Supplied entries:

######

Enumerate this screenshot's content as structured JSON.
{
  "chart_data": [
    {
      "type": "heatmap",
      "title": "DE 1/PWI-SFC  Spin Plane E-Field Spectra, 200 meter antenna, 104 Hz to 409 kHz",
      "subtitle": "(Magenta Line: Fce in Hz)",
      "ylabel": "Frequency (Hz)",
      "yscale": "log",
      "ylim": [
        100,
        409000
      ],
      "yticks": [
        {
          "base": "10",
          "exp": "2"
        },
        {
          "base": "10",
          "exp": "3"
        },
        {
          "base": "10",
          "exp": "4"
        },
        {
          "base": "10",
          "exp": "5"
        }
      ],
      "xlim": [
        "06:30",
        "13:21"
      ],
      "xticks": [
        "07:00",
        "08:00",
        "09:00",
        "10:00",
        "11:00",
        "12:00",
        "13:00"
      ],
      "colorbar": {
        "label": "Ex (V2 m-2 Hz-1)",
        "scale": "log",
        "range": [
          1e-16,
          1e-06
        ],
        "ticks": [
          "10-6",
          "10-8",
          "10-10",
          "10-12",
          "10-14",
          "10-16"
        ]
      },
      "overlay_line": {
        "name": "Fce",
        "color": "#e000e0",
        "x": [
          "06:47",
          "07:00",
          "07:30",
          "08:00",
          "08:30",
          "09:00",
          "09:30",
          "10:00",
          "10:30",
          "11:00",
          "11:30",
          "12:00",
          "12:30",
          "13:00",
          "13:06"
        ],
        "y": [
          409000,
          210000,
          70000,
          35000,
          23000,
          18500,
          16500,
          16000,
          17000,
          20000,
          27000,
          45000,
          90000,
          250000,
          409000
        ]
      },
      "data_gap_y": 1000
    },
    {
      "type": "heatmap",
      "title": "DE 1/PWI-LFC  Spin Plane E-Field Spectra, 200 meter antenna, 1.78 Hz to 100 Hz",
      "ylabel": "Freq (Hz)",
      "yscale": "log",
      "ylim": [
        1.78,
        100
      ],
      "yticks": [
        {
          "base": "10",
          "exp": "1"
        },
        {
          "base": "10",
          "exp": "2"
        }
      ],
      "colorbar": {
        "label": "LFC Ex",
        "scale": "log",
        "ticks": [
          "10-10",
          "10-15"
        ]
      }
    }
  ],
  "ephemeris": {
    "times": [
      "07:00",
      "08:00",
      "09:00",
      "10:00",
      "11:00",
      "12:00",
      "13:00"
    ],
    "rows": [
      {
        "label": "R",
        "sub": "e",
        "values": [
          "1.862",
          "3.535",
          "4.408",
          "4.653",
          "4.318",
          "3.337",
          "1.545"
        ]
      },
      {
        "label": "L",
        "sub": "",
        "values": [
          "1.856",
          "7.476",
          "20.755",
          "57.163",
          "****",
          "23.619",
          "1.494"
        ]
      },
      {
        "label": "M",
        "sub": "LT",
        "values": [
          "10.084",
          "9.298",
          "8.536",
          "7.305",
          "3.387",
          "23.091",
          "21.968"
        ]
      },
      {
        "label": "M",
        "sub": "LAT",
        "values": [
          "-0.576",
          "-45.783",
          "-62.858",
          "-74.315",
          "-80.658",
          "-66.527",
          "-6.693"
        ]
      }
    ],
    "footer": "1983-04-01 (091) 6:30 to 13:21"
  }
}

######

Using the material above, report each line where "Spin" occurs.

      "title": "DE 1/PWI-SFC  Spin Plane E-Field Spectra, 200 meter antenna, 104 Hz to 409 kHz",
      "title": "DE 1/PWI-LFC  Spin Plane E-Field Spectra, 200 meter antenna, 1.78 Hz to 100 Hz",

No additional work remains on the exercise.